▶ EXERCISE: Output the data that follows exactly, line for line.

Extracted data entries:
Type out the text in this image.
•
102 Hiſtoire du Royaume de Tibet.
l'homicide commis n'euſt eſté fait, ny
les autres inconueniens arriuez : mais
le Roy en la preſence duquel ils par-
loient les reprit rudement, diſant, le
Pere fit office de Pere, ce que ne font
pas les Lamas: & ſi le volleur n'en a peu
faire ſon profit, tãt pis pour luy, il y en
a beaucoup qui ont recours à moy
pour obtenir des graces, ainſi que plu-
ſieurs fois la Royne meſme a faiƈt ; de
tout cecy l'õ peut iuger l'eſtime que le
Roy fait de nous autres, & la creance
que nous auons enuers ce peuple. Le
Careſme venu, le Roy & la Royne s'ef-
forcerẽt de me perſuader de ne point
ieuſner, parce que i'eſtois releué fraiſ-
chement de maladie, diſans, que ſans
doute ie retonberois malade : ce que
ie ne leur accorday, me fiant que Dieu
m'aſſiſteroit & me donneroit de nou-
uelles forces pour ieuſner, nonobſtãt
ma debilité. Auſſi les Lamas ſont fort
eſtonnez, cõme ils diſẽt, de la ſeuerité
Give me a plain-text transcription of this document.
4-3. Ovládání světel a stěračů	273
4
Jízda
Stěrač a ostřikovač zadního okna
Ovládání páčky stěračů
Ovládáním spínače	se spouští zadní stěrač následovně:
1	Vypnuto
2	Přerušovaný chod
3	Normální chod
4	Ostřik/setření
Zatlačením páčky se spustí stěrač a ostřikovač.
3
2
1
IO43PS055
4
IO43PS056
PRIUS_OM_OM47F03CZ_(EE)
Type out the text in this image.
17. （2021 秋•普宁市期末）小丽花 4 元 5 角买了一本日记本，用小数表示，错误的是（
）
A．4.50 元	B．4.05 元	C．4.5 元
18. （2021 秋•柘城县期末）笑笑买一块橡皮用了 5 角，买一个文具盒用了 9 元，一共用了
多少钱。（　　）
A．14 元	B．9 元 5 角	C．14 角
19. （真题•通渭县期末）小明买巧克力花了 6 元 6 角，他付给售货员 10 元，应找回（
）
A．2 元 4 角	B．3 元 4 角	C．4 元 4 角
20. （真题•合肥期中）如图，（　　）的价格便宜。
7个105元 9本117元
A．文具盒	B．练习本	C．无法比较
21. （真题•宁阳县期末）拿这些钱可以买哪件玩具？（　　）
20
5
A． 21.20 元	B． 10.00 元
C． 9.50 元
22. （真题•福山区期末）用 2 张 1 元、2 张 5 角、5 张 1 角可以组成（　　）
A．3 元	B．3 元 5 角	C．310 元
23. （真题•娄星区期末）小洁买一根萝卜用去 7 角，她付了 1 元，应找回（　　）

▶ ANSWER FOR THE TASK:
Type out the text in this image.
•
102 Hiſtoire du Royaume de Tibet.
l'homicide commis n'euſt eſté fait, ny
les autres inconueniens arriuez : mais
le Roy en la preſence duquel ils par-
loient les reprit rudement, diſant, le
Pere fit office de Pere, ce que ne font
pas les Lamas: & ſi le volleur n'en a peu
faire ſon profit, tãt pis pour luy, il y en
a beaucoup qui ont recours à moy
pour obtenir des graces, ainſi que plu-
ſieurs fois la Royne meſme a faiƈt ; de
tout cecy l'õ peut iuger l'eſtime que le
Roy fait de nous autres, & la creance
que nous auons enuers ce peuple. Le
Careſme venu, le Roy & la Royne s'ef-
forcerẽt de me perſuader de ne point
ieuſner, parce que i'eſtois releué fraiſ-
chement de maladie, diſans, que ſans
doute ie retonberois malade : ce que
ie ne leur accorday, me fiant que Dieu
m'aſſiſteroit & me donneroit de nou-
uelles forces pour ieuſner, nonobſtãt
ma debilité. Auſſi les Lamas ſont fort
eſtonnez, cõme ils diſẽt, de la ſeuerité
Give me a plain-text transcription of this document.
4-3. Ovládání světel a stěračů	273
4
Jízda
Stěrač a ostřikovač zadního okna
Ovládání páčky stěračů
Ovládáním spínače	se spouští zadní stěrač následovně:
1	Vypnuto
2	Přerušovaný chod
3	Normální chod
4	Ostřik/setření
Zatlačením páčky se spustí stěrač a ostřikovač.
3
2
1
IO43PS055
4
IO43PS056
PRIUS_OM_OM47F03CZ_(EE)
Type out the text in this image.
17. （2021 秋•普宁市期末）小丽花 4 元 5 角买了一本日记本，用小数表示，错误的是（
）
A．4.50 元	B．4.05 元	C．4.5 元
18. （2021 秋•柘城县期末）笑笑买一块橡皮用了 5 角，买一个文具盒用了 9 元，一共用了
多少钱。（　　）
A．14 元	B．9 元 5 角	C．14 角
19. （真题•通渭县期末）小明买巧克力花了 6 元 6 角，他付给售货员 10 元，应找回（
）
A．2 元 4 角	B．3 元 4 角	C．4 元 4 角
20. （真题•合肥期中）如图，（　　）的价格便宜。
7个105元 9本117元
A．文具盒	B．练习本	C．无法比较
21. （真题•宁阳县期末）拿这些钱可以买哪件玩具？（　　）
20
5
A． 21.20 元	B． 10.00 元
C． 9.50 元
22. （真题•福山区期末）用 2 张 1 元、2 张 5 角、5 张 1 角可以组成（　　）
A．3 元	B．3 元 5 角	C．310 元
23. （真题•娄星区期末）小洁买一根萝卜用去 7 角，她付了 1 元，应找回（　　）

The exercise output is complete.